# START OF SUPPLIED DATA

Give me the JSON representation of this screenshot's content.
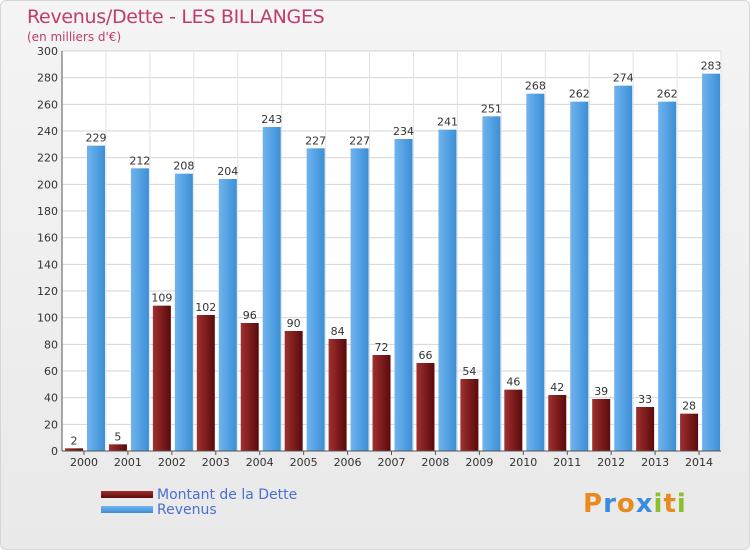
{
  "header": {
    "title": "Revenus/Dette - LES BILLANGES",
    "subtitle": "(en milliers d'€)"
  },
  "legend": {
    "dette": "Montant de la Dette",
    "revenus": "Revenus"
  },
  "logo": {
    "letters": [
      "P",
      "r",
      "o",
      "x",
      "i",
      "t",
      "i"
    ]
  },
  "colors": {
    "dette_top": "#a03030",
    "dette_bottom": "#5a0a0a",
    "revenus_top": "#6fb3ee",
    "revenus_bottom": "#3b8fd6",
    "title": "#c03a6e",
    "legend_text": "#4a6fd0"
  },
  "chart_data": {
    "type": "bar",
    "title": "Revenus/Dette - LES BILLANGES",
    "ylabel": "(en milliers d'€)",
    "xlabel": "",
    "ylim": [
      0,
      300
    ],
    "yticks": [
      0,
      20,
      40,
      60,
      80,
      100,
      120,
      140,
      160,
      180,
      200,
      220,
      240,
      260,
      280,
      300
    ],
    "grid": true,
    "categories": [
      "2000",
      "2001",
      "2002",
      "2003",
      "2004",
      "2005",
      "2006",
      "2007",
      "2008",
      "2009",
      "2010",
      "2011",
      "2012",
      "2013",
      "2014"
    ],
    "series": [
      {
        "name": "Montant de la Dette",
        "values": [
          2,
          5,
          109,
          102,
          96,
          90,
          84,
          72,
          66,
          54,
          46,
          42,
          39,
          33,
          28
        ]
      },
      {
        "name": "Revenus",
        "values": [
          229,
          212,
          208,
          204,
          243,
          227,
          227,
          234,
          241,
          251,
          268,
          262,
          274,
          262,
          283
        ]
      }
    ]
  }
}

# END OF SUPPLIED DATA

**REQUEST**: In the listing, find each line with the string "Montant" and copy it.

**FINAL ANSWER**:
    "dette": "Montant de la Dette",
        "name": "Montant de la Dette",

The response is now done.